- AUSZUG ZUM LESEN
Europa – Meditation # 99 Heimat-Text Nr. 16

Jeder Begriff entsteht durch das Gleichsetzen des Nichtgleichen (Nietzsche)

Fall- Beispiel Nr. 3

Im nächsten Beispiel weiten wir ein Stück weit die Perspektive und tun so – und das nicht nur in den Begriffen, sondern auch im Phantasieren – als gäbe es außerhalb unseres Horizontes in der Atmosphäre einen Punkt, von wo aus wir das Weltgeschehen (auch so ein Ehrfurcht heischender Begriff!) als scheinbar neutraler Betrachter – eben sine ira et studio – (in Latein wirken Zorn und Eifern einfach viel unschuldiger und sachlicher) uns anschauen können. Und was werden wir da sehen wollen? Genau. Zwei kleine Giganten, so groß wie in Gullivers Reise, die mit Hilfe der Medien hin und her zu schwanken scheinen zwischen Dick und Doof und Kimm und Donn, aber immer auch so, dass es ordentlich menschelt, damit sie uns nicht allzu fremd werden. Zänkisch, eitel, aufbrausend, totale Unterwerfung der Gefolgsleute fordernd und schön unberechenbar. Das ist aufregend und anregend zugleich, also gute Unterhaltung – global gesehen sozusagen – aber leider ist der leichtfertige Tonfall gar nicht angebracht, denn schließlich hängt ja alles mit allem zusammen, also sind wir nicht nur scheinbar über den Dingen stehend, sondern gleichzeitig auch voll mittendrin, auch mit den unabsehbaren möglichen Folgen.

3. Beispiel: die Weltbühne

Globalisierung und globale Vernetzung sind inzwischen Begriffe, mit denen wir umgehen wie mit Salz und Butter, Brot und Wein. Die Welt scheinbar geschrumpft zu einem überschaubaren Dorf, in dem wir uns jederzeit mit jedem zu jedem Thema verständigen können. So das Bild, so die Phantasie. Aber in Wirklichkeit?  Wenn sich Kimm und Donn in Singapur treffen, können wir zeitgleich dabei sein und Karossen mit getönten Scheiben bestaunen, junge Leibwächter, die gemächlich nebenher trotten, wie deutsche Schäferhunde und uns wundern, wie es gekommen ist, dass die beiden kleinen Giganten, die sich eben noch schmähten und dem anderen den Tod wünschten, nun freundlichst Hände schütteln und gemeinsame Erklärungen unterzeichnen. Wie das?  Die Nähe, die wir mit Hilfe unsere Technik herbeizuzaubern wissen, hilft uns, das Fremde, Andere als das gar nicht so Fremde, Andere zu glauben. So lange es dauert. Gleichzeitig wissen wir aber auch, dass es um beinharte Interessen geht. Der eine möchte gern seinem Land mehr Waren und Geld ins Land spülen, der andere möchte gern den Friedensnobelpreis gewinnen. Um welchen Preis aber? Wie weit werden sie ihre Eitelkeiten auf Kosten ihrer Völker treiben können/dürfen? Und wieder machen wir uns Bilder, als wäre das Gesehene und Gehörte das, was es vorgibt. Wenn dem aber nicht so wäre? Schnell fänden wir die Schuldigen, die dafür zur Verantwortung gezogen werden müssen: Die Medien, die uns „falsch“ informiert haben, die Defaitisten, die dem eigenen Volk in den Rücken fielen. Unsere Phantasie mit ihrem reichen Bildervorrat zeigt uns sonnenklar die Wahrheiten dazu. Apropos Sonne.

- DATENAUSZÜGE

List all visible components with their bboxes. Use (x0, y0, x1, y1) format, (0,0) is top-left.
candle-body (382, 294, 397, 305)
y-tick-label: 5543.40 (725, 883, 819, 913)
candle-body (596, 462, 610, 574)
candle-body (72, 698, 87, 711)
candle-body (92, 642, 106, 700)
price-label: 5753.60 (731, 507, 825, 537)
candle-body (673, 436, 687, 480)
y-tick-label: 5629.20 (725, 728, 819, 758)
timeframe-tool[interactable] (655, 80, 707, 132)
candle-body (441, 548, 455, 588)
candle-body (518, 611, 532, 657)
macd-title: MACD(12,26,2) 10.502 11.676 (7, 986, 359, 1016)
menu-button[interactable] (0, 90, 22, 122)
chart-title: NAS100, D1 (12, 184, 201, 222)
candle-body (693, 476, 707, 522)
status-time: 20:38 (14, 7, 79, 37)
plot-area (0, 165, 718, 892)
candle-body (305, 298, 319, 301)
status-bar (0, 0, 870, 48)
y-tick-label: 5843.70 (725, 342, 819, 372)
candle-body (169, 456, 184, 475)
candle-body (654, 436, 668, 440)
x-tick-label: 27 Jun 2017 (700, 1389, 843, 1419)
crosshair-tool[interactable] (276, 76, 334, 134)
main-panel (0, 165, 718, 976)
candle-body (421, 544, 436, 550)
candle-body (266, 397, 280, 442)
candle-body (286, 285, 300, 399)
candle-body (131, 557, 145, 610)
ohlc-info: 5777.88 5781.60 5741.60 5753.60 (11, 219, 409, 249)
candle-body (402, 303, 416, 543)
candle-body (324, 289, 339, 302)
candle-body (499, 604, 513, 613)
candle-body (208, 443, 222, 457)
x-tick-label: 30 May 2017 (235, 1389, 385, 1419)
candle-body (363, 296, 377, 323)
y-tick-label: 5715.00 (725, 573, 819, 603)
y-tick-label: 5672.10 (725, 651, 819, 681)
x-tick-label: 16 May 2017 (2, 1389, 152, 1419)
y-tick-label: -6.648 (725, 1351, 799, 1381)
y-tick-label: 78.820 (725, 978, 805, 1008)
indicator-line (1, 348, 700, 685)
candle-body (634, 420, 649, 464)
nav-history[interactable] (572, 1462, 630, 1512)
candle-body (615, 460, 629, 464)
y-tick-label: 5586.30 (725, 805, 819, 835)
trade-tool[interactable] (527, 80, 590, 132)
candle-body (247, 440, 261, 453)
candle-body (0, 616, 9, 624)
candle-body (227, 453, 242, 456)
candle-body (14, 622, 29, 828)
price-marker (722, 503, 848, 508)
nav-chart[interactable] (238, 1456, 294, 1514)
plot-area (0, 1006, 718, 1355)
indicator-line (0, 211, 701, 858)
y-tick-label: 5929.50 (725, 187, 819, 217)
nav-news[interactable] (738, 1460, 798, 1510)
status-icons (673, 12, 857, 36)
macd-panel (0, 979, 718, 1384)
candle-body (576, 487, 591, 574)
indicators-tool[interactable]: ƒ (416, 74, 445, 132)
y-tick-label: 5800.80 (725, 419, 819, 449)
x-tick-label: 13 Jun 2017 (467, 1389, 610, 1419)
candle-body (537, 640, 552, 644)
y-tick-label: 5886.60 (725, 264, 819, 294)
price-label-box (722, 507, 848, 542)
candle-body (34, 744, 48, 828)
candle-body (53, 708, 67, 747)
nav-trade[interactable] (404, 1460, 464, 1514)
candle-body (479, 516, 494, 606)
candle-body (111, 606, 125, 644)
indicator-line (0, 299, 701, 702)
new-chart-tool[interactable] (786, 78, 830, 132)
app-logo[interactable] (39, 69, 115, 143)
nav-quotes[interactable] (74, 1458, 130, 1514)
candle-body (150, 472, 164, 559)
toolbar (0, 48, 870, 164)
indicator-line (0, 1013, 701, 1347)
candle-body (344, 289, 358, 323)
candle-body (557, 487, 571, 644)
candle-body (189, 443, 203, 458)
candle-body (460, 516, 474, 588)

- AUFGABE 1
Welchen Preis möchte laut dem Heimat-Text einer der beiden kleinen Giganten gewinnen?
- AUFGABE 2
Bitte schreib den Heimat-Text im Anschluss an „Apropos Sonne.“ weiter.

- ENDGÜLTIGE ANTWORT 1
Den Friedensnobelpreis.

- ENDGÜLTIGE ANTWORT 2
Gerade heute ist SommerSonnenWende. Und die Priester der Sonne sind natürlich vor Ort und umwandern raunend den altehrwürdigen Steinkreis, und eben auch zeitgleich mit dem sogenannten globalen Geschehen, die empfindsamen Anbeter folgen ihnen gerne und voller Zuversicht: Sie reden zu uns, die Steine, man muss sie nur hören wollen. Seit so vielen Jahrtausenden schon. Ergriffen lassen sie sich vom aufgehenden Sonnenlicht blenden und sehen plötzlich nie Gesehenes. Alte Rituale, alte Gewissheiten, die immer wieder neu erzählt werden. Und unsere kleinen Giganten fühlen sich sowieso auf der Sonnenseite der Geschicke und des Glücks, als wären sie Boten alter Botschaften, die die schnelllebige Gegenwart nur leichtfertig vergessen habe. So einfach ist das mit den Bildern, den Gewissheiten und der Wahrheit der Wirklichkeit, meinen Kimm und Donn.